§ Exercise details
Report each line of the data that includes the word "CryptoQuant".

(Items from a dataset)

***

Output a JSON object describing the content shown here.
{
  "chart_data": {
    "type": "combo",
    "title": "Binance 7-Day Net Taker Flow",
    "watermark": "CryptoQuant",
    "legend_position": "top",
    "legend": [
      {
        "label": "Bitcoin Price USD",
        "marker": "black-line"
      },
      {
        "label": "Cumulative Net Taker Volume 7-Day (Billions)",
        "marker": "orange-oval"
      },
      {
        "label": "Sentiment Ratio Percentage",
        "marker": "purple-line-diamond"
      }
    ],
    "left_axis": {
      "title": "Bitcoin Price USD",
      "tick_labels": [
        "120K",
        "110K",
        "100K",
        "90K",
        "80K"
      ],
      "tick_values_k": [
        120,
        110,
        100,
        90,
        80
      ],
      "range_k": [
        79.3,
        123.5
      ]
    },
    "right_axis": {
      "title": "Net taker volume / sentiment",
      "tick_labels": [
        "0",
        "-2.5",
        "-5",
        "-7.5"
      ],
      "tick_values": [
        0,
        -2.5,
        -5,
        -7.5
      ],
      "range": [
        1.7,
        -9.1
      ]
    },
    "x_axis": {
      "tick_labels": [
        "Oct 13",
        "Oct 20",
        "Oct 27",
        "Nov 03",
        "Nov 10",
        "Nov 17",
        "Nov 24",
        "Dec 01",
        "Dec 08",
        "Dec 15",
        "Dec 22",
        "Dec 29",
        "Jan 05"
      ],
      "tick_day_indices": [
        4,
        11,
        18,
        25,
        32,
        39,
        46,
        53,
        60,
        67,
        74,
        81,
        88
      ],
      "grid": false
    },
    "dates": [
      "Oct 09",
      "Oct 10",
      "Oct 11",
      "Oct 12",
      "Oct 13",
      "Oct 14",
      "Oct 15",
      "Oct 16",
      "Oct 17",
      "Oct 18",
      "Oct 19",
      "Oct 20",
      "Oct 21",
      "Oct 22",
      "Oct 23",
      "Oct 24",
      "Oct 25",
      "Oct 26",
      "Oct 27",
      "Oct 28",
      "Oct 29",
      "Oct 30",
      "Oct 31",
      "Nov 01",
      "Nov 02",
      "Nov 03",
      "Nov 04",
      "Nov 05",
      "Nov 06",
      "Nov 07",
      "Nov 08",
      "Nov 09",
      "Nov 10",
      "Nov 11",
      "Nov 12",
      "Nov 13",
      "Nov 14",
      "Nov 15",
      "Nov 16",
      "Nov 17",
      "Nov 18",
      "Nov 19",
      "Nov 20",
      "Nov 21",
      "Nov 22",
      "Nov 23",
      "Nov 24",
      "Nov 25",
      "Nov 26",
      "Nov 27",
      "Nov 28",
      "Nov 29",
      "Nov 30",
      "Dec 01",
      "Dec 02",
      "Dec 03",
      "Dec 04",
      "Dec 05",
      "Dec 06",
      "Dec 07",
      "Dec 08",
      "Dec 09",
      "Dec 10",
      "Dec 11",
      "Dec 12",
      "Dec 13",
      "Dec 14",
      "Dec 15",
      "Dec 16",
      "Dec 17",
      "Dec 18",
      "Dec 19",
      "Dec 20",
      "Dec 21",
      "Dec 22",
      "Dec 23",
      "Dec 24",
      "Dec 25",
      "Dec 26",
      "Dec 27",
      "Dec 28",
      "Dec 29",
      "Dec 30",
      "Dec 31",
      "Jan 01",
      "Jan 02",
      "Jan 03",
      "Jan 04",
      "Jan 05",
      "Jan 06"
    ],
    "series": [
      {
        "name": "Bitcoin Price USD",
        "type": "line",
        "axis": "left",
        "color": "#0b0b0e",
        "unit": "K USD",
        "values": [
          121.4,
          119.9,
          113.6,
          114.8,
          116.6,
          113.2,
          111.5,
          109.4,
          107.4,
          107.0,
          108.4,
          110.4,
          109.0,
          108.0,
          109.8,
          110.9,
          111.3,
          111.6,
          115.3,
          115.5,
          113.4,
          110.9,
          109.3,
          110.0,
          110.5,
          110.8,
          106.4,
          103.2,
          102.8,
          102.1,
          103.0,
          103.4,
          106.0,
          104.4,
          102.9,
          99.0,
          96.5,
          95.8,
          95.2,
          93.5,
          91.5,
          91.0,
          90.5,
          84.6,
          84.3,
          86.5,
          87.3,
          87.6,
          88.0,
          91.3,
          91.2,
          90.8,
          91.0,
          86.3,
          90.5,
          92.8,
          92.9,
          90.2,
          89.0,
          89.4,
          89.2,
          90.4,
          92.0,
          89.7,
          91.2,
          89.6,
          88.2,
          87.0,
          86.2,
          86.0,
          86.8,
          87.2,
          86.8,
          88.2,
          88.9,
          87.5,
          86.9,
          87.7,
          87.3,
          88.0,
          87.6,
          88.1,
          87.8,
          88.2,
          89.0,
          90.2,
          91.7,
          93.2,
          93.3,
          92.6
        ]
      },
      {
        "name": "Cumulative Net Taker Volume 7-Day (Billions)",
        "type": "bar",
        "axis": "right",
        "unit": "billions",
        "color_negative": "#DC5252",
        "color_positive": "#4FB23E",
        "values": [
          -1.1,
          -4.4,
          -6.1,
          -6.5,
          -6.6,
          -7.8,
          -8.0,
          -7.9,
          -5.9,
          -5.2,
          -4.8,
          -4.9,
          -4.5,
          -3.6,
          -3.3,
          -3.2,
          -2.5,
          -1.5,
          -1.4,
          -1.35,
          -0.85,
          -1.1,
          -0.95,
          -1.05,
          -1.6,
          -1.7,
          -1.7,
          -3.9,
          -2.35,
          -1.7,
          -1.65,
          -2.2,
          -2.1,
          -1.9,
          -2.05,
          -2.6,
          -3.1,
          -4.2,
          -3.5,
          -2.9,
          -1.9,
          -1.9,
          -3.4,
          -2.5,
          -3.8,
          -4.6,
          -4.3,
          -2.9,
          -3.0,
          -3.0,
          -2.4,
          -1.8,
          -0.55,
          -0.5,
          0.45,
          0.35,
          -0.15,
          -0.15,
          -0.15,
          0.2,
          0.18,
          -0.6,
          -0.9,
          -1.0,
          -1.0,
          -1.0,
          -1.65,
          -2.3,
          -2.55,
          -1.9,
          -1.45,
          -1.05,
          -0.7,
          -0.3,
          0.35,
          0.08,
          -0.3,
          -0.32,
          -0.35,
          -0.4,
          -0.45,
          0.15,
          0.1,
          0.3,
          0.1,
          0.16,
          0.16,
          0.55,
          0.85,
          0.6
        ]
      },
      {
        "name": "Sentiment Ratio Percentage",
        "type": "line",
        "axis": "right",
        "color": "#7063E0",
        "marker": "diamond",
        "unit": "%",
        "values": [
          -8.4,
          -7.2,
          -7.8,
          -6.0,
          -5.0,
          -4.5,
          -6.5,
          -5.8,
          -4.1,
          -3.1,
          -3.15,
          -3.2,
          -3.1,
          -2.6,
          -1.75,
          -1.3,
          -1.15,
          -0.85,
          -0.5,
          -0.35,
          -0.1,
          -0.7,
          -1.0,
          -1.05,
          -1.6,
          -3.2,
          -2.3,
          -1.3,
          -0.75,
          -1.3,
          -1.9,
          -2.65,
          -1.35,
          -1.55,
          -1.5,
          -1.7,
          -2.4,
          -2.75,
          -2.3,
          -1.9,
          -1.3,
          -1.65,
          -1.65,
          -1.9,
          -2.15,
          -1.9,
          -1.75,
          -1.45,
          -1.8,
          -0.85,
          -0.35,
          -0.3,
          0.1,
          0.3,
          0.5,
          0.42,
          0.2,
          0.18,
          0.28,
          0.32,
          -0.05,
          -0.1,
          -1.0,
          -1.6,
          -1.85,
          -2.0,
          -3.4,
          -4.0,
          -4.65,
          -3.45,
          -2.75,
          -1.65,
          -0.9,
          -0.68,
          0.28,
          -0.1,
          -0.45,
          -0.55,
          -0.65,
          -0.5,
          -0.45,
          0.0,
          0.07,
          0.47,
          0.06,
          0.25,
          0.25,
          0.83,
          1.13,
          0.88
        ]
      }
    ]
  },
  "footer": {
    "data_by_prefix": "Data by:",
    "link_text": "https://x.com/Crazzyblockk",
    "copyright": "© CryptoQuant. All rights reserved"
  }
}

***

§ Answer to this task
    "watermark": "CryptoQuant",
    "copyright": "© CryptoQuant. All rights reserved"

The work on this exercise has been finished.